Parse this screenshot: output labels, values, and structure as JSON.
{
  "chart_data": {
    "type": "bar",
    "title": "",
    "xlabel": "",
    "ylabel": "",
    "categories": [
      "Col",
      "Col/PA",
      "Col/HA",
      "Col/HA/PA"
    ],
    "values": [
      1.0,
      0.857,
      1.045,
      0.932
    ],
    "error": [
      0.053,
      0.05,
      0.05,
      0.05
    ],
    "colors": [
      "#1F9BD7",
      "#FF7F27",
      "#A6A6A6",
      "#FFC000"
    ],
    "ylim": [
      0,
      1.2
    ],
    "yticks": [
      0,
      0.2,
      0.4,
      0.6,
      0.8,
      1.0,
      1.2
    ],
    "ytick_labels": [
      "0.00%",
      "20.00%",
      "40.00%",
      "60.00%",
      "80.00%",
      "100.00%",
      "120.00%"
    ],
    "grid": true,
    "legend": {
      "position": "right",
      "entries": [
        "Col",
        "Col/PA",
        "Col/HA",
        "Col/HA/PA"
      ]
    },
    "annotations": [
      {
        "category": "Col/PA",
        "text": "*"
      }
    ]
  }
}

[Work to do] Read through the lines above and collect those that contain the string "values".

[Response to the task]
Parse this screenshot: output labels, values, and structure as JSON.
    "values": [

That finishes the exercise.